* Items from a data source *
______________________________

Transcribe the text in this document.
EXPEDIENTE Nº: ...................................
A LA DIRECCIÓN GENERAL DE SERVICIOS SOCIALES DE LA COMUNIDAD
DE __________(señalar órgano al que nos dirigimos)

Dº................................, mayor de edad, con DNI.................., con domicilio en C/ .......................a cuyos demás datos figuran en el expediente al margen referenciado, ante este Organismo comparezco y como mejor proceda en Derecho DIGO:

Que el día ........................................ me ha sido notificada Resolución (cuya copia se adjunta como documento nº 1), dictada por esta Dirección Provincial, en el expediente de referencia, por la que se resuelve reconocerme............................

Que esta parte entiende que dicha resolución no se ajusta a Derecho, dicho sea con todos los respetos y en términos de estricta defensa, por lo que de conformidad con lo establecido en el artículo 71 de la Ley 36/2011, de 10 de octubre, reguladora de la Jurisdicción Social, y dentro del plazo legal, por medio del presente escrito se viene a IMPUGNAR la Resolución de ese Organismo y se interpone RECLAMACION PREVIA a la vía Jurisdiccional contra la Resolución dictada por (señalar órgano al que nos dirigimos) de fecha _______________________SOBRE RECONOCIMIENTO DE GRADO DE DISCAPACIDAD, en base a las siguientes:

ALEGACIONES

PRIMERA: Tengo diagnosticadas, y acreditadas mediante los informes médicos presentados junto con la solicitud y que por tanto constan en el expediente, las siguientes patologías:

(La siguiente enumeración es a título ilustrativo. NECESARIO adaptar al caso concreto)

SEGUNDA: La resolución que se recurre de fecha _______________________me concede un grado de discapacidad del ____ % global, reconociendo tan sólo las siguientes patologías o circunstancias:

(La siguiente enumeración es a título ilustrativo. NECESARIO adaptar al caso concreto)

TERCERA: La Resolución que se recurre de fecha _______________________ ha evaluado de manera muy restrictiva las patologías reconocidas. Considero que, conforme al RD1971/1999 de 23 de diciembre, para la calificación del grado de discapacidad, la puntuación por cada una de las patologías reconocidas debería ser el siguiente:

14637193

______________________________

* Exercise task *
Where a line in the entries holds "señalar", copy that line.

* Task response *
DE __________(señalar órgano al que nos dirigimos)
Que esta parte entiende que dicha resolución no se ajusta a Derecho, dicho sea con todos los respetos y en términos de estricta defensa, por lo que de conformidad con lo establecido en el artículo 71 de la Ley 36/2011, de 10 de octubre, reguladora de la Jurisdicción Social, y dentro del plazo legal, por medio del presente escrito se viene a IMPUGNAR la Resolución de ese Organismo y se interpone RECLAMACION PREVIA a la vía Jurisdiccional contra la Resolución dictada por (señalar órgano al que nos dirigimos) de fecha _______________________SOBRE RECONOCIMIENTO DE GRADO DE DISCAPACIDAD, en base a las siguientes:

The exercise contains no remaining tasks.